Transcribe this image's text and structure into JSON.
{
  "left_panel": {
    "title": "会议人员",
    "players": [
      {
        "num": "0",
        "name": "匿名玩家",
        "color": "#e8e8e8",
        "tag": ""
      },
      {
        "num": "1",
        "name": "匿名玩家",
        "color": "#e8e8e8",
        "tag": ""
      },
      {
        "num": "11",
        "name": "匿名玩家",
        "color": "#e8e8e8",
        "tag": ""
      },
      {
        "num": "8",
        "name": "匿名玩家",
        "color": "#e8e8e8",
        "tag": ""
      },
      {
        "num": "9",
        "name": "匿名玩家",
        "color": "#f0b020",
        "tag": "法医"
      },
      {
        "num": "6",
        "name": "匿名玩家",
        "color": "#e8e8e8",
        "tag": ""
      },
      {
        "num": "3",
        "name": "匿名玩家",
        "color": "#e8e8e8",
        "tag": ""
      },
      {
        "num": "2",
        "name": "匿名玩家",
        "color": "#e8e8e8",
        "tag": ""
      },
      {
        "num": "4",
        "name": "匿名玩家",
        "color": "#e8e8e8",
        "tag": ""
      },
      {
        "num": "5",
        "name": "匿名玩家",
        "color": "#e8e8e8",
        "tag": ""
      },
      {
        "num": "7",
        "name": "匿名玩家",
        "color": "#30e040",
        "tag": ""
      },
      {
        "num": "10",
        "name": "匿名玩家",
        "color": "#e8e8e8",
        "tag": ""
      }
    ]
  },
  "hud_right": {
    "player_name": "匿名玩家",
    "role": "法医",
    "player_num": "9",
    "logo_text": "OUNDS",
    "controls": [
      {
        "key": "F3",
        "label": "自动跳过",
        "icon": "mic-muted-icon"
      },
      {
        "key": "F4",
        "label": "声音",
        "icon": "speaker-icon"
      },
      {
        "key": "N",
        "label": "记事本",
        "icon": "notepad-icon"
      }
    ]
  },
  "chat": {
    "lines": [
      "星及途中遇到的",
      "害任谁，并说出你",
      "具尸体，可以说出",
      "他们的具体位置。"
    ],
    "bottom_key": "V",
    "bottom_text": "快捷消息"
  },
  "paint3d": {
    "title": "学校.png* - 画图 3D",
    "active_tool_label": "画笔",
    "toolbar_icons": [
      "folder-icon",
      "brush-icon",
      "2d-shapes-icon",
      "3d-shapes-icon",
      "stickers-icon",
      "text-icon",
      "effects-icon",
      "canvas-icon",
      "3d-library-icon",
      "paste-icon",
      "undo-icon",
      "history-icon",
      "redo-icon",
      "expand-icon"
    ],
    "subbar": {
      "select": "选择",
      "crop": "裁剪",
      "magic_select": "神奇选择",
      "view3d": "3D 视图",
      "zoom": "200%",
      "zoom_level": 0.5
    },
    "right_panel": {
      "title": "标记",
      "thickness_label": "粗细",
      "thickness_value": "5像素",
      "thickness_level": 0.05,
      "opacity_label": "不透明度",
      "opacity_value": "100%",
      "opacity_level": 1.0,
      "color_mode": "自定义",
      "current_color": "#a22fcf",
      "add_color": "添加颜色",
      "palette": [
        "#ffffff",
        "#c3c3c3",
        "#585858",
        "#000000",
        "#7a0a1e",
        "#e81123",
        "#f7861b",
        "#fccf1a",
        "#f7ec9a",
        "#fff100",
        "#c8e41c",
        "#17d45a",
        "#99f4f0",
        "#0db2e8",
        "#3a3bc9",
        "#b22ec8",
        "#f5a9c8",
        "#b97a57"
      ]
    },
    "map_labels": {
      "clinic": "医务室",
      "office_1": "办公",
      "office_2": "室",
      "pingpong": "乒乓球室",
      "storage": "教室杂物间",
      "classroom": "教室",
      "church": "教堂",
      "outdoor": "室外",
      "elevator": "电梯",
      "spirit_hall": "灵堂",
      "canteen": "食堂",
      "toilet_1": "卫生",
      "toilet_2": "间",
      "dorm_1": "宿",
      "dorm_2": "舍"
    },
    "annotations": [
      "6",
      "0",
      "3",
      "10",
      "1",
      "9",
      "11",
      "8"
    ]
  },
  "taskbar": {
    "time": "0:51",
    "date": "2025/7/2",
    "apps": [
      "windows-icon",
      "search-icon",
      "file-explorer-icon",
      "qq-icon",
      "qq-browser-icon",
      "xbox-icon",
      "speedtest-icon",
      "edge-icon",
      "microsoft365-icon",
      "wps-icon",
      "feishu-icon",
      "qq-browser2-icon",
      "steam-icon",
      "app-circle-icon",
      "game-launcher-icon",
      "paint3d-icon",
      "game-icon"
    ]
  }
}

————————

GIVEN EXERCISE. All entries must be repeated verbatim.

EXPECTED OUTPUT.
Transcribe this image's text and structure into JSON.
{
  "left_panel": {
    "title": "会议人员",
    "players": [
      {
        "num": "0",
        "name": "匿名玩家",
        "color": "#e8e8e8",
        "tag": ""
      },
      {
        "num": "1",
        "name": "匿名玩家",
        "color": "#e8e8e8",
        "tag": ""
      },
      {
        "num": "11",
        "name": "匿名玩家",
        "color": "#e8e8e8",
        "tag": ""
      },
      {
        "num": "8",
        "name": "匿名玩家",
        "color": "#e8e8e8",
        "tag": ""
      },
      {
        "num": "9",
        "name": "匿名玩家",
        "color": "#f0b020",
        "tag": "法医"
      },
      {
        "num": "6",
        "name": "匿名玩家",
        "color": "#e8e8e8",
        "tag": ""
      },
      {
        "num": "3",
        "name": "匿名玩家",
        "color": "#e8e8e8",
        "tag": ""
      },
      {
        "num": "2",
        "name": "匿名玩家",
        "color": "#e8e8e8",
        "tag": ""
      },
      {
        "num": "4",
        "name": "匿名玩家",
        "color": "#e8e8e8",
        "tag": ""
      },
      {
        "num": "5",
        "name": "匿名玩家",
        "color": "#e8e8e8",
        "tag": ""
      },
      {
        "num": "7",
        "name": "匿名玩家",
        "color": "#30e040",
        "tag": ""
      },
      {
        "num": "10",
        "name": "匿名玩家",
        "color": "#e8e8e8",
        "tag": ""
      }
    ]
  },
  "hud_right": {
    "player_name": "匿名玩家",
    "role": "法医",
    "player_num": "9",
    "logo_text": "OUNDS",
    "controls": [
      {
        "key": "F3",
        "label": "自动跳过",
        "icon": "mic-muted-icon"
      },
      {
        "key": "F4",
        "label": "声音",
        "icon": "speaker-icon"
      },
      {
        "key": "N",
        "label": "记事本",
        "icon": "notepad-icon"
      }
    ]
  },
  "chat": {
    "lines": [
      "星及途中遇到的",
      "害任谁，并说出你",
      "具尸体，可以说出",
      "他们的具体位置。"
    ],
    "bottom_key": "V",
    "bottom_text": "快捷消息"
  },
  "paint3d": {
    "title": "学校.png* - 画图 3D",
    "active_tool_label": "画笔",
    "toolbar_icons": [
      "folder-icon",
      "brush-icon",
      "2d-shapes-icon",
      "3d-shapes-icon",
      "stickers-icon",
      "text-icon",
      "effects-icon",
      "canvas-icon",
      "3d-library-icon",
      "paste-icon",
      "undo-icon",
      "history-icon",
      "redo-icon",
      "expand-icon"
    ],
    "subbar": {
      "select": "选择",
      "crop": "裁剪",
      "magic_select": "神奇选择",
      "view3d": "3D 视图",
      "zoom": "200%",
      "zoom_level": 0.5
    },
    "right_panel": {
      "title": "标记",
      "thickness_label": "粗细",
      "thickness_value": "5像素",
      "thickness_level": 0.05,
      "opacity_label": "不透明度",
      "opacity_value": "100%",
      "opacity_level": 1.0,
      "color_mode": "自定义",
      "current_color": "#a22fcf",
      "add_color": "添加颜色",
      "palette": [
        "#ffffff",
        "#c3c3c3",
        "#585858",
        "#000000",
        "#7a0a1e",
        "#e81123",
        "#f7861b",
        "#fccf1a",
        "#f7ec9a",
        "#fff100",
        "#c8e41c",
        "#17d45a",
        "#99f4f0",
        "#0db2e8",
        "#3a3bc9",
        "#b22ec8",
        "#f5a9c8",
        "#b97a57"
      ]
    },
    "map_labels": {
      "clinic": "医务室",
      "office_1": "办公",
      "office_2": "室",
      "pingpong": "乒乓球室",
      "storage": "教室杂物间",
      "classroom": "教室",
      "church": "教堂",
      "outdoor": "室外",
      "elevator": "电梯",
      "spirit_hall": "灵堂",
      "canteen": "食堂",
      "toilet_1": "卫生",
      "toilet_2": "间",
      "dorm_1": "宿",
      "dorm_2": "舍"
    },
    "annotations": [
      "6",
      "0",
      "3",
      "10",
      "1",
      "9",
      "11",
      "8"
    ]
  },
  "taskbar": {
    "time": "0:51",
    "date": "2025/7/2",
    "apps": [
      "windows-icon",
      "search-icon",
      "file-explorer-icon",
      "qq-icon",
      "qq-browser-icon",
      "xbox-icon",
      "speedtest-icon",
      "edge-icon",
      "microsoft365-icon",
      "wps-icon",
      "feishu-icon",
      "qq-browser2-icon",
      "steam-icon",
      "app-circle-icon",
      "game-launcher-icon",
      "paint3d-icon",
      "game-icon"
    ]
  }
}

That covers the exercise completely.